BRIEF:
From the listing below, work out how many lines contain "label". Reply with that number only.

INPUT DATA:
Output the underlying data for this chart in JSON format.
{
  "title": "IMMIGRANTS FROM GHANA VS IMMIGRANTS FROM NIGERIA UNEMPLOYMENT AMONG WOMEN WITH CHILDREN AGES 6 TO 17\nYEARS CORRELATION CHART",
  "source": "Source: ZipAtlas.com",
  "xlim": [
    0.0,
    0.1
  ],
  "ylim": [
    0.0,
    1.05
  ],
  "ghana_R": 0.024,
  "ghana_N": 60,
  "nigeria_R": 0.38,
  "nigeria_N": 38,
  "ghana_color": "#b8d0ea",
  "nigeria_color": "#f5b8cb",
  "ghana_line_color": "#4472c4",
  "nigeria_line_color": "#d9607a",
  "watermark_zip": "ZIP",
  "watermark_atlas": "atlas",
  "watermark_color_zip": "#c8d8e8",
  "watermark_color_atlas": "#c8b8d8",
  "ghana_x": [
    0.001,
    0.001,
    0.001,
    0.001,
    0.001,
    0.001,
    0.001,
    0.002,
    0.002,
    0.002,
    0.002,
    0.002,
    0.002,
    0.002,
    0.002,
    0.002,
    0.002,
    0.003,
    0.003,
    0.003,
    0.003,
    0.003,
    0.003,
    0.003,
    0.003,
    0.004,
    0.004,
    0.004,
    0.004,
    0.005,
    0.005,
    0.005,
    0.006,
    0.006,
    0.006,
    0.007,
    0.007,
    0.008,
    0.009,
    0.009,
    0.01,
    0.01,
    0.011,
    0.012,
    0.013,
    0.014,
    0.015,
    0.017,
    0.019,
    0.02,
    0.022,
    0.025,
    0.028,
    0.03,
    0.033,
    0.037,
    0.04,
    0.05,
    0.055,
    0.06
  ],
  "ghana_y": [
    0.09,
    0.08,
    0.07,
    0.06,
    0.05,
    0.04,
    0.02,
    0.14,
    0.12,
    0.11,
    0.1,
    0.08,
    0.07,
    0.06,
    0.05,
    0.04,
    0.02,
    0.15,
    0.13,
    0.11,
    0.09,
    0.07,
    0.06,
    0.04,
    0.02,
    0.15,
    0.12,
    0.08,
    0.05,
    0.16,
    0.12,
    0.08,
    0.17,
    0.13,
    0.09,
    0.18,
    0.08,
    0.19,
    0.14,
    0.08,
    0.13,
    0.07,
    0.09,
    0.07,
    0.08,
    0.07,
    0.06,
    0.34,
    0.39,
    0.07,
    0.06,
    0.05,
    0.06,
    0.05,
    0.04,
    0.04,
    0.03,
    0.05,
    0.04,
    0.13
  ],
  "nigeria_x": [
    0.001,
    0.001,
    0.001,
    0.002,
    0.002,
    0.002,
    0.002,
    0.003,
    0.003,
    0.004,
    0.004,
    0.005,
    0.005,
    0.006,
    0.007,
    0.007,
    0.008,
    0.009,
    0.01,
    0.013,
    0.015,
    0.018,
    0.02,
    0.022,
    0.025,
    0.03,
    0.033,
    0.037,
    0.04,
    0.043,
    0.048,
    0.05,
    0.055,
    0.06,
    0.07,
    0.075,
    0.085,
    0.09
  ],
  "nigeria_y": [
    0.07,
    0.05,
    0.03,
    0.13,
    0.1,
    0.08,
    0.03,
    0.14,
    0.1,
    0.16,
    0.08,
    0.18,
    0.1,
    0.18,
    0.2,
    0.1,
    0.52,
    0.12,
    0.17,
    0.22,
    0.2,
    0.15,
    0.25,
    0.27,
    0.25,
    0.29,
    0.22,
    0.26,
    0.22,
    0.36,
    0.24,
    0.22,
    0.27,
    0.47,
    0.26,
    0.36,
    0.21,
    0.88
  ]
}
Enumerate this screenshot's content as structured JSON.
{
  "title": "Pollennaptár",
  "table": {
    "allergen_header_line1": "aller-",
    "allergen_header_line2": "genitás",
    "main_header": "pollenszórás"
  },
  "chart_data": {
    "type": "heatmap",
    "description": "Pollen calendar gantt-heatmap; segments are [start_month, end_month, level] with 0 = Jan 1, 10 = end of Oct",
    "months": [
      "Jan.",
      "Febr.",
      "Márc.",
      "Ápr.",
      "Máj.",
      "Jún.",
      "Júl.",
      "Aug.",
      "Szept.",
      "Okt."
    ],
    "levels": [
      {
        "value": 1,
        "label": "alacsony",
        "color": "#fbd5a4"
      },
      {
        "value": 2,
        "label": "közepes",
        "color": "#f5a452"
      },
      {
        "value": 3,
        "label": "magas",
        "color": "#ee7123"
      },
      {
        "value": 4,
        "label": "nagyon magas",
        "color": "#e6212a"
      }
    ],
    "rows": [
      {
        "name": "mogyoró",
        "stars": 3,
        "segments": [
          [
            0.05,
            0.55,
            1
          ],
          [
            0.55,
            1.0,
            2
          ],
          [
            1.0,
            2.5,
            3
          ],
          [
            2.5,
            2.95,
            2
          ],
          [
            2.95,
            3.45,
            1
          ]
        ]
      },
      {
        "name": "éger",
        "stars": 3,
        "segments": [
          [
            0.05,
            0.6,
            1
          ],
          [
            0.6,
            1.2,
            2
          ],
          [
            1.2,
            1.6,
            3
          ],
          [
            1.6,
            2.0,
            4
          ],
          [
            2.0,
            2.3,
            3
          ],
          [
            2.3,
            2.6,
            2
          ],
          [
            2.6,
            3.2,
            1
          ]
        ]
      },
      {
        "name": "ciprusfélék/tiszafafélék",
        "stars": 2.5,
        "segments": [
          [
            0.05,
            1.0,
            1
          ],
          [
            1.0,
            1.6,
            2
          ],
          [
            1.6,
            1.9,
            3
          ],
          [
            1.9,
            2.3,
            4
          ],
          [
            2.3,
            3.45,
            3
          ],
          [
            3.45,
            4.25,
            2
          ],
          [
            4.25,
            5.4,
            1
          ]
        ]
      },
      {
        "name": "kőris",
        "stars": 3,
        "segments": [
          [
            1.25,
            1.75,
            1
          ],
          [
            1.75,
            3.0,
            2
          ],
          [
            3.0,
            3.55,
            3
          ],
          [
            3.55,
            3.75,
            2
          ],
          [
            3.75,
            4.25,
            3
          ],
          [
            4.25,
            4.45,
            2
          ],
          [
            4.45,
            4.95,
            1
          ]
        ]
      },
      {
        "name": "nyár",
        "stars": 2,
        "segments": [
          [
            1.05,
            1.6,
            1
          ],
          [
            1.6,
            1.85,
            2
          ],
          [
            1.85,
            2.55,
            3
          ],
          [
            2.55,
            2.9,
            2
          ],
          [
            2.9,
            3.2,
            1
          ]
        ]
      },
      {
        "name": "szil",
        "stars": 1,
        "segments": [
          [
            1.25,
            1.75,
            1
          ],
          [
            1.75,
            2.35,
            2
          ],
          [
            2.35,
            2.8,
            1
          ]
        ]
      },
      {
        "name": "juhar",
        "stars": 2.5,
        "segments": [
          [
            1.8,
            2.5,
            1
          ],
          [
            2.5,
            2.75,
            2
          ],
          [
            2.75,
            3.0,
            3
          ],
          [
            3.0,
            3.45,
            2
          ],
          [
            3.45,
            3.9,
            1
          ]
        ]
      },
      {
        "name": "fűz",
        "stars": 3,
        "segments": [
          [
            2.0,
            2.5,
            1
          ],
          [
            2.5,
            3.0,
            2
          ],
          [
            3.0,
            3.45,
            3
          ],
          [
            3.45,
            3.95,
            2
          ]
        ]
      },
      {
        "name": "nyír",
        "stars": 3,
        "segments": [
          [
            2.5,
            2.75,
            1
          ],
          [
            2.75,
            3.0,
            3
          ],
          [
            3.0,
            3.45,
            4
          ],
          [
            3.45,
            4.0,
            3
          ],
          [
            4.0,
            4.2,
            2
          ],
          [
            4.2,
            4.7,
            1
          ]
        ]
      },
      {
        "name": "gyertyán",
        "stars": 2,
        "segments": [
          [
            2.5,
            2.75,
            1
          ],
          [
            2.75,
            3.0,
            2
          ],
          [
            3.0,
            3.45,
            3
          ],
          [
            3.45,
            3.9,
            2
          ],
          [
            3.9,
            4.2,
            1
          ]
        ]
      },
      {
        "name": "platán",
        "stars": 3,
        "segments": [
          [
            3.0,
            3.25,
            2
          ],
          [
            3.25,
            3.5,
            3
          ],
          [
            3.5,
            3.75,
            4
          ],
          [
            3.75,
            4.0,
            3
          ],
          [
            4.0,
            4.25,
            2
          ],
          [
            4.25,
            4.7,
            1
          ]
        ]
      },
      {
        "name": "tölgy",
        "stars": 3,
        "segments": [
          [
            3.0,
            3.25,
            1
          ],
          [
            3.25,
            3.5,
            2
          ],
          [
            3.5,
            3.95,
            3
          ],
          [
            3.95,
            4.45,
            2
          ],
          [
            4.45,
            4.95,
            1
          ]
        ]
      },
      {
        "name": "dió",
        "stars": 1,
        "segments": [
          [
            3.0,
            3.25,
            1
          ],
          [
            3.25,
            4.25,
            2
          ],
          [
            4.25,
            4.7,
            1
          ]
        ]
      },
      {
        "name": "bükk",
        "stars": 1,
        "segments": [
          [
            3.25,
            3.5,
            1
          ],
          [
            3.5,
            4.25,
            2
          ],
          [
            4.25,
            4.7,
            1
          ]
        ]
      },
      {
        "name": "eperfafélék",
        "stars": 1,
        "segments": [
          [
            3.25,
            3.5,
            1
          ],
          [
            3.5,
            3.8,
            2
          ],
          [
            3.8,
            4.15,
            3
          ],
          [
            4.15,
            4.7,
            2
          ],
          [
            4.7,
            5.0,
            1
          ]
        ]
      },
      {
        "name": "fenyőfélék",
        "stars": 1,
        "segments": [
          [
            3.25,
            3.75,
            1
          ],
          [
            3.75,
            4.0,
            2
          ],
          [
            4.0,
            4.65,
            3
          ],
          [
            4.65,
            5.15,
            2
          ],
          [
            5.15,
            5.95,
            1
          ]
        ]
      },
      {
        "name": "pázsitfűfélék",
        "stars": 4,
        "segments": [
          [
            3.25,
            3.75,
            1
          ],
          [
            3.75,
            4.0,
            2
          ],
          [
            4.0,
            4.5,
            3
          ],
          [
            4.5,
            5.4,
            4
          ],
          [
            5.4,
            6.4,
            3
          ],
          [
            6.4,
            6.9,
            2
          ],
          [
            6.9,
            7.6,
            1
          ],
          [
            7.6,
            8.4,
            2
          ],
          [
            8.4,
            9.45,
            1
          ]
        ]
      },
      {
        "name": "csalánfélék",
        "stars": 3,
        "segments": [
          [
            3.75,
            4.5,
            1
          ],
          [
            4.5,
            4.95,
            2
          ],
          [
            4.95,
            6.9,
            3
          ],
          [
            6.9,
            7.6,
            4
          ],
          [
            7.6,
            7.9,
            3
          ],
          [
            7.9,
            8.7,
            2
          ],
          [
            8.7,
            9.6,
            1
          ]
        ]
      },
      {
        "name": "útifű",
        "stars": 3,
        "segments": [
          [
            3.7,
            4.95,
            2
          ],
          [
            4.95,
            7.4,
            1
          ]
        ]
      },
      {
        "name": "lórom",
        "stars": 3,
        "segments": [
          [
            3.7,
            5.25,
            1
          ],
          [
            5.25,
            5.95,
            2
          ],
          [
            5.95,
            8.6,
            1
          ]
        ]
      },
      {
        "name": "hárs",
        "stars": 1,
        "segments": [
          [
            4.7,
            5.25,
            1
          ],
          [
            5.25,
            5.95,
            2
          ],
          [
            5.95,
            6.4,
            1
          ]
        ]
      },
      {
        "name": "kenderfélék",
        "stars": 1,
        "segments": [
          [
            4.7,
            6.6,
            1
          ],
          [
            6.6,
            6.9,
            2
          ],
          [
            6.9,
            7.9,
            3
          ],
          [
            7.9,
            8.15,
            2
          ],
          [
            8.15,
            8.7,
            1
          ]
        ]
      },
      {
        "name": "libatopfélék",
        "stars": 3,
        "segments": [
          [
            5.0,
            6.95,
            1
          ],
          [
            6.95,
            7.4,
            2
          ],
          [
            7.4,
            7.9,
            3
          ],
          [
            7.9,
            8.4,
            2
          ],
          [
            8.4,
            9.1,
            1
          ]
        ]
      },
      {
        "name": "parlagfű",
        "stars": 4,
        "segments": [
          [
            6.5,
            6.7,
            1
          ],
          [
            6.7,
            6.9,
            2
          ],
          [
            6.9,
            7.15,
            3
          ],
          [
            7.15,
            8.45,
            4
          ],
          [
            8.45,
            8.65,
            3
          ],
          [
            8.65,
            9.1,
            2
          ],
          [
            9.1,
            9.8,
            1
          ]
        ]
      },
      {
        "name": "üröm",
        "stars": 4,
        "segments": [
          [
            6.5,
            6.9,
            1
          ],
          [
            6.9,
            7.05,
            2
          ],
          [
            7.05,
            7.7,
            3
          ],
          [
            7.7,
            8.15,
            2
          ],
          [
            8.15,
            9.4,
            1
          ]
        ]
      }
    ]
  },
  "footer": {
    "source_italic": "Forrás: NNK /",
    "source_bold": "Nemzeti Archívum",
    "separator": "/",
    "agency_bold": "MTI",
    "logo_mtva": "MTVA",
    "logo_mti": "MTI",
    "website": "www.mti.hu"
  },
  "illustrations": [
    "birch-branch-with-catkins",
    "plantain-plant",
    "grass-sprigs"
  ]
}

TASK RESULT:
4